▸ Request
Repeat, line for line, the entries printed below.

++++ Raw data ++++

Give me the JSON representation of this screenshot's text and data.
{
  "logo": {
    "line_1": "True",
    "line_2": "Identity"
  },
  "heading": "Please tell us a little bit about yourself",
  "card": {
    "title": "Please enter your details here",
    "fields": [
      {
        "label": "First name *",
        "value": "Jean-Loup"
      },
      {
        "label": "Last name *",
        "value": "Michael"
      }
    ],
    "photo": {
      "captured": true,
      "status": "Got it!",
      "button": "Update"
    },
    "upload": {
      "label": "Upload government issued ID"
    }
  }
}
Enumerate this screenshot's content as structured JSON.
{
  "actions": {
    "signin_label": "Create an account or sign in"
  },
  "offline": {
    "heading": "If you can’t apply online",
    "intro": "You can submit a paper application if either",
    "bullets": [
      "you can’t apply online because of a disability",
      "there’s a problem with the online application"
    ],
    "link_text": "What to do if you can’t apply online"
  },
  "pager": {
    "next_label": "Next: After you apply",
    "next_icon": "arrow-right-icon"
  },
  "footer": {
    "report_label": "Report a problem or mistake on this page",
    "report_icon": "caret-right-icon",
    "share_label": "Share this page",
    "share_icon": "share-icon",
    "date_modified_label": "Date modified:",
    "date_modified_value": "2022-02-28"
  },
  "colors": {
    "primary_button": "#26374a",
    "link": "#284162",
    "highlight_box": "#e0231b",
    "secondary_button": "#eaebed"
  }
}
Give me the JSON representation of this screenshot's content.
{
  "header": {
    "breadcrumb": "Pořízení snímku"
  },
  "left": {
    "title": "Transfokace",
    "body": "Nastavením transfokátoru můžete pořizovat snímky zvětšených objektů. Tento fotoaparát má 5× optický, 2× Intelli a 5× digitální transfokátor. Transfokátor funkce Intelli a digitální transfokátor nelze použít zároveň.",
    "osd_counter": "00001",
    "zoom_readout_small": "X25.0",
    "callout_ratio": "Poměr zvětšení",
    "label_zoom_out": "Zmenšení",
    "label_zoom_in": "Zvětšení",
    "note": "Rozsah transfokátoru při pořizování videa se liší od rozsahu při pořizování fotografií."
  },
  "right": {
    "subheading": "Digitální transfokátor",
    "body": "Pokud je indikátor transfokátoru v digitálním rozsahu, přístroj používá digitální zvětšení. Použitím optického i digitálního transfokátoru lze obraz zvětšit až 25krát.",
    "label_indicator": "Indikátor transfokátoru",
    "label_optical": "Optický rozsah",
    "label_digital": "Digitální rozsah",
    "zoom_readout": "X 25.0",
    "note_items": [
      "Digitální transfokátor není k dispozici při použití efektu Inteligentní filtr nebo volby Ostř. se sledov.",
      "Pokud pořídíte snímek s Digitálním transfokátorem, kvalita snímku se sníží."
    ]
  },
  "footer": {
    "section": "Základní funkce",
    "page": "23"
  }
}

++++

▸ Task result
Give me the JSON representation of this screenshot's text and data.
{
  "logo": {
    "line_1": "True",
    "line_2": "Identity"
  },
  "heading": "Please tell us a little bit about yourself",
  "card": {
    "title": "Please enter your details here",
    "fields": [
      {
        "label": "First name *",
        "value": "Jean-Loup"
      },
      {
        "label": "Last name *",
        "value": "Michael"
      }
    ],
    "photo": {
      "captured": true,
      "status": "Got it!",
      "button": "Update"
    },
    "upload": {
      "label": "Upload government issued ID"
    }
  }
}
Enumerate this screenshot's content as structured JSON.
{
  "actions": {
    "signin_label": "Create an account or sign in"
  },
  "offline": {
    "heading": "If you can’t apply online",
    "intro": "You can submit a paper application if either",
    "bullets": [
      "you can’t apply online because of a disability",
      "there’s a problem with the online application"
    ],
    "link_text": "What to do if you can’t apply online"
  },
  "pager": {
    "next_label": "Next: After you apply",
    "next_icon": "arrow-right-icon"
  },
  "footer": {
    "report_label": "Report a problem or mistake on this page",
    "report_icon": "caret-right-icon",
    "share_label": "Share this page",
    "share_icon": "share-icon",
    "date_modified_label": "Date modified:",
    "date_modified_value": "2022-02-28"
  },
  "colors": {
    "primary_button": "#26374a",
    "link": "#284162",
    "highlight_box": "#e0231b",
    "secondary_button": "#eaebed"
  }
}
Give me the JSON representation of this screenshot's content.
{
  "header": {
    "breadcrumb": "Pořízení snímku"
  },
  "left": {
    "title": "Transfokace",
    "body": "Nastavením transfokátoru můžete pořizovat snímky zvětšených objektů. Tento fotoaparát má 5× optický, 2× Intelli a 5× digitální transfokátor. Transfokátor funkce Intelli a digitální transfokátor nelze použít zároveň.",
    "osd_counter": "00001",
    "zoom_readout_small": "X25.0",
    "callout_ratio": "Poměr zvětšení",
    "label_zoom_out": "Zmenšení",
    "label_zoom_in": "Zvětšení",
    "note": "Rozsah transfokátoru při pořizování videa se liší od rozsahu při pořizování fotografií."
  },
  "right": {
    "subheading": "Digitální transfokátor",
    "body": "Pokud je indikátor transfokátoru v digitálním rozsahu, přístroj používá digitální zvětšení. Použitím optického i digitálního transfokátoru lze obraz zvětšit až 25krát.",
    "label_indicator": "Indikátor transfokátoru",
    "label_optical": "Optický rozsah",
    "label_digital": "Digitální rozsah",
    "zoom_readout": "X 25.0",
    "note_items": [
      "Digitální transfokátor není k dispozici při použití efektu Inteligentní filtr nebo volby Ostř. se sledov.",
      "Pokud pořídíte snímek s Digitálním transfokátorem, kvalita snímku se sníží."
    ]
  },
  "footer": {
    "section": "Základní funkce",
    "page": "23"
  }
}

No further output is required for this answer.